Data entries
>> Start

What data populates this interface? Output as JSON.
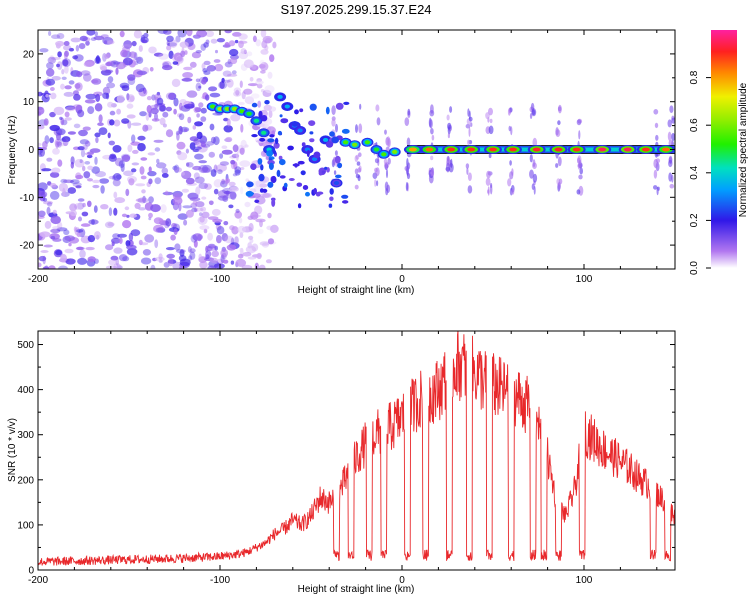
{
  "title": "S197.2025.299.15.37.E24",
  "chart_data": [
    {
      "type": "heatmap",
      "title": "S197.2025.299.15.37.E24",
      "xlabel": "Height of straight line (km)",
      "ylabel": "Frequency (Hz)",
      "xlim": [
        -200,
        150
      ],
      "ylim": [
        -25,
        25
      ],
      "xticks": [
        -200,
        -100,
        0,
        100
      ],
      "yticks": [
        -20,
        -10,
        0,
        10,
        20
      ],
      "colorbar": {
        "label": "Normalized spectral amplitude",
        "range": [
          0,
          1
        ],
        "ticks": [
          0.0,
          0.2,
          0.4,
          0.6,
          0.8
        ],
        "tick_labels": [
          "0.0",
          "0.2",
          "0.4",
          "0.6",
          "0.8"
        ]
      },
      "noise_region_x": [
        -200,
        -90
      ],
      "trace": [
        {
          "x": -104,
          "y": 9,
          "a": 0.55
        },
        {
          "x": -100,
          "y": 8.5,
          "a": 0.65
        },
        {
          "x": -96,
          "y": 8.5,
          "a": 0.6
        },
        {
          "x": -92,
          "y": 8.5,
          "a": 0.62
        },
        {
          "x": -88,
          "y": 8,
          "a": 0.55
        },
        {
          "x": -84,
          "y": 7.5,
          "a": 0.5
        },
        {
          "x": -80,
          "y": 6,
          "a": 0.45
        },
        {
          "x": -76,
          "y": 3.5,
          "a": 0.45
        },
        {
          "x": -73,
          "y": 0,
          "a": 0.4
        },
        {
          "x": -67,
          "y": 11,
          "a": 0.35
        },
        {
          "x": -63,
          "y": 9,
          "a": 0.35
        },
        {
          "x": -59,
          "y": 5,
          "a": 0.3
        },
        {
          "x": -56,
          "y": 4,
          "a": 0.3
        },
        {
          "x": -52,
          "y": 0,
          "a": 0.3
        },
        {
          "x": -48,
          "y": -2,
          "a": 0.3
        },
        {
          "x": -42,
          "y": 2,
          "a": 0.35
        },
        {
          "x": -36,
          "y": -7,
          "a": 0.25
        },
        {
          "x": -31,
          "y": 1.5,
          "a": 0.55
        },
        {
          "x": -26,
          "y": 1,
          "a": 0.6
        },
        {
          "x": -19,
          "y": 1.5,
          "a": 0.55
        },
        {
          "x": -14,
          "y": 0,
          "a": 0.5
        },
        {
          "x": -10,
          "y": -1,
          "a": 0.55
        },
        {
          "x": -4,
          "y": -0.5,
          "a": 0.6
        },
        {
          "x": 6,
          "y": 0,
          "a": 0.8
        },
        {
          "x": 15,
          "y": 0,
          "a": 0.85
        },
        {
          "x": 27,
          "y": 0,
          "a": 0.9
        },
        {
          "x": 38,
          "y": 0,
          "a": 0.9
        },
        {
          "x": 50,
          "y": 0,
          "a": 0.9
        },
        {
          "x": 61,
          "y": 0,
          "a": 0.9
        },
        {
          "x": 74,
          "y": 0,
          "a": 0.92
        },
        {
          "x": 86,
          "y": 0,
          "a": 0.92
        },
        {
          "x": 96,
          "y": 0,
          "a": 0.9
        },
        {
          "x": 110,
          "y": 0,
          "a": 0.95
        },
        {
          "x": 124,
          "y": 0,
          "a": 0.95
        },
        {
          "x": 134,
          "y": 0,
          "a": 0.9
        },
        {
          "x": 145,
          "y": 0,
          "a": 0.85
        }
      ],
      "vertical_streaks_x": [
        -37,
        -24,
        -14,
        -8,
        3,
        16,
        26,
        37,
        48,
        60,
        72,
        86,
        98,
        140,
        148
      ]
    },
    {
      "type": "line",
      "xlabel": "Height of straight line (km)",
      "ylabel": "SNR (10 * v/v)",
      "xlim": [
        -200,
        150
      ],
      "ylim": [
        0,
        530
      ],
      "xticks": [
        -200,
        -100,
        0,
        100
      ],
      "yticks": [
        0,
        100,
        200,
        300,
        400,
        500
      ],
      "series": [
        {
          "name": "SNR",
          "color": "#e8282b",
          "x": [
            -200,
            -180,
            -160,
            -140,
            -120,
            -100,
            -90,
            -85,
            -80,
            -75,
            -70,
            -65,
            -60,
            -55,
            -50,
            -45,
            -40,
            -35,
            -30,
            -25,
            -20,
            -15,
            -10,
            -5,
            0,
            5,
            10,
            15,
            20,
            25,
            30,
            35,
            40,
            45,
            50,
            55,
            60,
            65,
            70,
            75,
            80,
            85,
            90,
            95,
            100,
            105,
            110,
            115,
            120,
            125,
            130,
            135,
            140,
            145,
            150
          ],
          "values": [
            18,
            20,
            22,
            24,
            26,
            30,
            35,
            40,
            50,
            60,
            80,
            90,
            110,
            100,
            120,
            160,
            150,
            170,
            210,
            250,
            280,
            300,
            310,
            320,
            340,
            360,
            380,
            390,
            400,
            430,
            460,
            450,
            440,
            420,
            410,
            400,
            390,
            380,
            360,
            320,
            250,
            150,
            120,
            180,
            310,
            290,
            270,
            255,
            240,
            225,
            205,
            190,
            170,
            150,
            120
          ]
        }
      ],
      "dropouts_x": [
        -36,
        -28,
        -18,
        -10,
        3,
        13,
        26,
        37,
        48,
        60,
        72,
        78,
        86,
        99,
        138,
        146
      ]
    }
  ]
}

>> End

Repeat the material above in full and exactly, apart from the pictures.

EXPECTED ANSWER:
What data populates this interface? Output as JSON.
{
  "title": "S197.2025.299.15.37.E24",
  "chart_data": [
    {
      "type": "heatmap",
      "title": "S197.2025.299.15.37.E24",
      "xlabel": "Height of straight line (km)",
      "ylabel": "Frequency (Hz)",
      "xlim": [
        -200,
        150
      ],
      "ylim": [
        -25,
        25
      ],
      "xticks": [
        -200,
        -100,
        0,
        100
      ],
      "yticks": [
        -20,
        -10,
        0,
        10,
        20
      ],
      "colorbar": {
        "label": "Normalized spectral amplitude",
        "range": [
          0,
          1
        ],
        "ticks": [
          0.0,
          0.2,
          0.4,
          0.6,
          0.8
        ],
        "tick_labels": [
          "0.0",
          "0.2",
          "0.4",
          "0.6",
          "0.8"
        ]
      },
      "noise_region_x": [
        -200,
        -90
      ],
      "trace": [
        {
          "x": -104,
          "y": 9,
          "a": 0.55
        },
        {
          "x": -100,
          "y": 8.5,
          "a": 0.65
        },
        {
          "x": -96,
          "y": 8.5,
          "a": 0.6
        },
        {
          "x": -92,
          "y": 8.5,
          "a": 0.62
        },
        {
          "x": -88,
          "y": 8,
          "a": 0.55
        },
        {
          "x": -84,
          "y": 7.5,
          "a": 0.5
        },
        {
          "x": -80,
          "y": 6,
          "a": 0.45
        },
        {
          "x": -76,
          "y": 3.5,
          "a": 0.45
        },
        {
          "x": -73,
          "y": 0,
          "a": 0.4
        },
        {
          "x": -67,
          "y": 11,
          "a": 0.35
        },
        {
          "x": -63,
          "y": 9,
          "a": 0.35
        },
        {
          "x": -59,
          "y": 5,
          "a": 0.3
        },
        {
          "x": -56,
          "y": 4,
          "a": 0.3
        },
        {
          "x": -52,
          "y": 0,
          "a": 0.3
        },
        {
          "x": -48,
          "y": -2,
          "a": 0.3
        },
        {
          "x": -42,
          "y": 2,
          "a": 0.35
        },
        {
          "x": -36,
          "y": -7,
          "a": 0.25
        },
        {
          "x": -31,
          "y": 1.5,
          "a": 0.55
        },
        {
          "x": -26,
          "y": 1,
          "a": 0.6
        },
        {
          "x": -19,
          "y": 1.5,
          "a": 0.55
        },
        {
          "x": -14,
          "y": 0,
          "a": 0.5
        },
        {
          "x": -10,
          "y": -1,
          "a": 0.55
        },
        {
          "x": -4,
          "y": -0.5,
          "a": 0.6
        },
        {
          "x": 6,
          "y": 0,
          "a": 0.8
        },
        {
          "x": 15,
          "y": 0,
          "a": 0.85
        },
        {
          "x": 27,
          "y": 0,
          "a": 0.9
        },
        {
          "x": 38,
          "y": 0,
          "a": 0.9
        },
        {
          "x": 50,
          "y": 0,
          "a": 0.9
        },
        {
          "x": 61,
          "y": 0,
          "a": 0.9
        },
        {
          "x": 74,
          "y": 0,
          "a": 0.92
        },
        {
          "x": 86,
          "y": 0,
          "a": 0.92
        },
        {
          "x": 96,
          "y": 0,
          "a": 0.9
        },
        {
          "x": 110,
          "y": 0,
          "a": 0.95
        },
        {
          "x": 124,
          "y": 0,
          "a": 0.95
        },
        {
          "x": 134,
          "y": 0,
          "a": 0.9
        },
        {
          "x": 145,
          "y": 0,
          "a": 0.85
        }
      ],
      "vertical_streaks_x": [
        -37,
        -24,
        -14,
        -8,
        3,
        16,
        26,
        37,
        48,
        60,
        72,
        86,
        98,
        140,
        148
      ]
    },
    {
      "type": "line",
      "xlabel": "Height of straight line (km)",
      "ylabel": "SNR (10 * v/v)",
      "xlim": [
        -200,
        150
      ],
      "ylim": [
        0,
        530
      ],
      "xticks": [
        -200,
        -100,
        0,
        100
      ],
      "yticks": [
        0,
        100,
        200,
        300,
        400,
        500
      ],
      "series": [
        {
          "name": "SNR",
          "color": "#e8282b",
          "x": [
            -200,
            -180,
            -160,
            -140,
            -120,
            -100,
            -90,
            -85,
            -80,
            -75,
            -70,
            -65,
            -60,
            -55,
            -50,
            -45,
            -40,
            -35,
            -30,
            -25,
            -20,
            -15,
            -10,
            -5,
            0,
            5,
            10,
            15,
            20,
            25,
            30,
            35,
            40,
            45,
            50,
            55,
            60,
            65,
            70,
            75,
            80,
            85,
            90,
            95,
            100,
            105,
            110,
            115,
            120,
            125,
            130,
            135,
            140,
            145,
            150
          ],
          "values": [
            18,
            20,
            22,
            24,
            26,
            30,
            35,
            40,
            50,
            60,
            80,
            90,
            110,
            100,
            120,
            160,
            150,
            170,
            210,
            250,
            280,
            300,
            310,
            320,
            340,
            360,
            380,
            390,
            400,
            430,
            460,
            450,
            440,
            420,
            410,
            400,
            390,
            380,
            360,
            320,
            250,
            150,
            120,
            180,
            310,
            290,
            270,
            255,
            240,
            225,
            205,
            190,
            170,
            150,
            120
          ]
        }
      ],
      "dropouts_x": [
        -36,
        -28,
        -18,
        -10,
        3,
        13,
        26,
        37,
        48,
        60,
        72,
        78,
        86,
        99,
        138,
        146
      ]
    }
  ]
}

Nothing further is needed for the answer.